_Work instructions:_ Copy nothing but the text: reproduce each line of the listing exactly and leave the pictures out.

------------------------------------------------------------

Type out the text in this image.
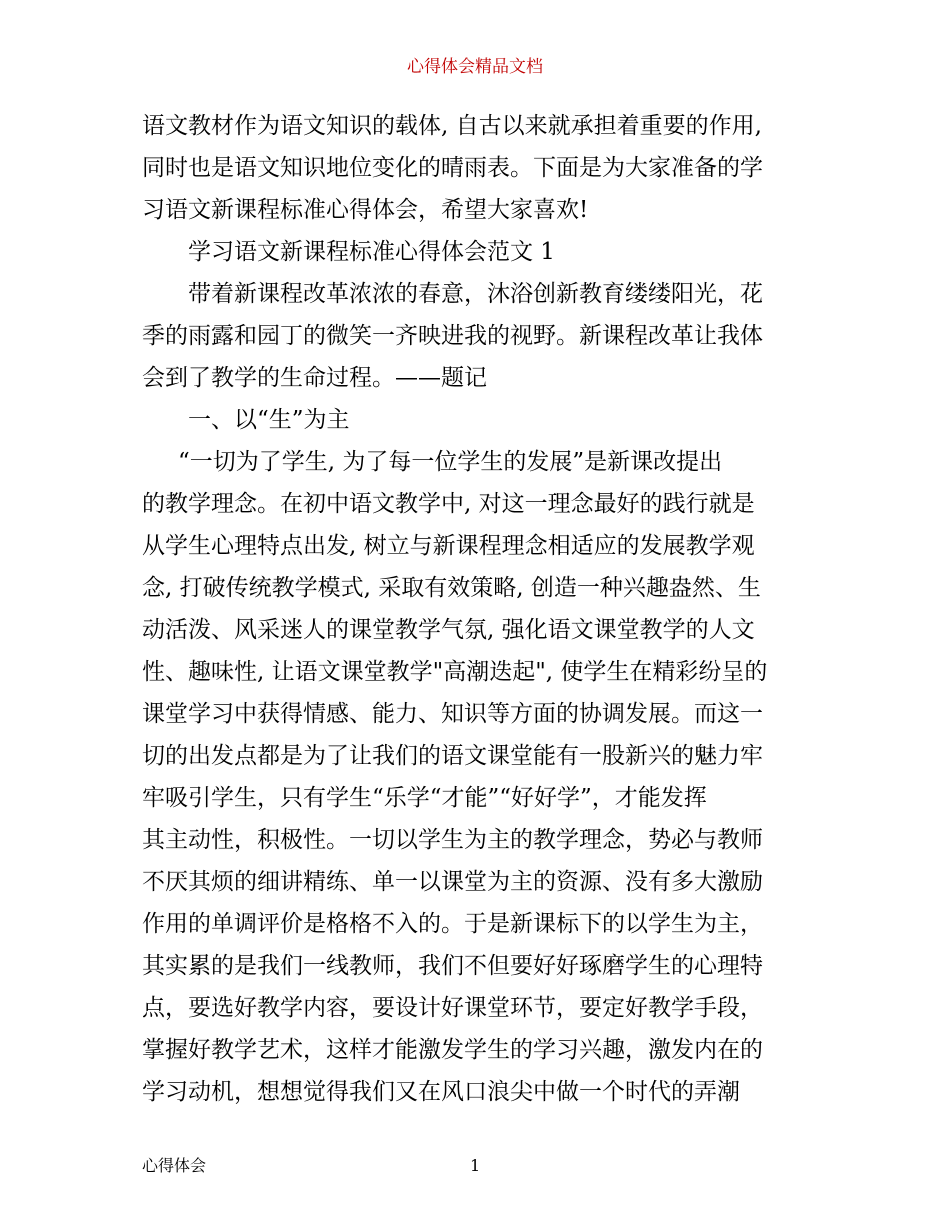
心得体会精品文档
语文教材作为语文知识的载体, 自古以来就承担着重要的作用,
同时也是语文知识地位变化的晴雨表。下面是为大家准备的学
习语文新课程标准心得体会，希望大家喜欢!
学习语文新课程标准心得体会范文 1
带着新课程改革浓浓的春意，沐浴创新教育缕缕阳光，花
季的雨露和园丁的微笑一齐映进我的视野。新课程改革让我体
会到了教学的生命过程。——题记
一、以“生”为主
“一切为了学生, 为了每一位学生的发展”是新课改提出
的教学理念。在初中语文教学中, 对这一理念最好的践行就是
从学生心理特点出发, 树立与新课程理念相适应的发展教学观
念, 打破传统教学模式, 采取有效策略, 创造一种兴趣盎然、生
动活泼、风采迷人的课堂教学气氛, 强化语文课堂教学的人文
性、趣味性, 让语文课堂教学"高潮迭起", 使学生在精彩纷呈的
课堂学习中获得情感、能力、知识等方面的协调发展。而这一
切的出发点都是为了让我们的语文课堂能有一股新兴的魅力牢
牢吸引学生，只有学生“乐学“才能”“好好学”，才能发挥
其主动性，积极性。一切以学生为主的教学理念，势必与教师
不厌其烦的细讲精练、单一以课堂为主的资源、没有多大激励
作用的单调评价是格格不入的。于是新课标下的以学生为主，
其实累的是我们一线教师，我们不但要好好琢磨学生的心理特
点，要选好教学内容，要设计好课堂环节，要定好教学手段，
掌握好教学艺术，这样才能激发学生的学习兴趣，激发内在的
学习动机，想想觉得我们又在风口浪尖中做一个时代的弄潮
心得体会	1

------------------------------------------------------------

_Task solution:_
Type out the text in this image.
心得体会精品文档
语文教材作为语文知识的载体, 自古以来就承担着重要的作用,
同时也是语文知识地位变化的晴雨表。下面是为大家准备的学
习语文新课程标准心得体会，希望大家喜欢!
学习语文新课程标准心得体会范文 1
带着新课程改革浓浓的春意，沐浴创新教育缕缕阳光，花
季的雨露和园丁的微笑一齐映进我的视野。新课程改革让我体
会到了教学的生命过程。——题记
一、以“生”为主
“一切为了学生, 为了每一位学生的发展”是新课改提出
的教学理念。在初中语文教学中, 对这一理念最好的践行就是
从学生心理特点出发, 树立与新课程理念相适应的发展教学观
念, 打破传统教学模式, 采取有效策略, 创造一种兴趣盎然、生
动活泼、风采迷人的课堂教学气氛, 强化语文课堂教学的人文
性、趣味性, 让语文课堂教学"高潮迭起", 使学生在精彩纷呈的
课堂学习中获得情感、能力、知识等方面的协调发展。而这一
切的出发点都是为了让我们的语文课堂能有一股新兴的魅力牢
牢吸引学生，只有学生“乐学“才能”“好好学”，才能发挥
其主动性，积极性。一切以学生为主的教学理念，势必与教师
不厌其烦的细讲精练、单一以课堂为主的资源、没有多大激励
作用的单调评价是格格不入的。于是新课标下的以学生为主，
其实累的是我们一线教师，我们不但要好好琢磨学生的心理特
点，要选好教学内容，要设计好课堂环节，要定好教学手段，
掌握好教学艺术，这样才能激发学生的学习兴趣，激发内在的
学习动机，想想觉得我们又在风口浪尖中做一个时代的弄潮
心得体会	1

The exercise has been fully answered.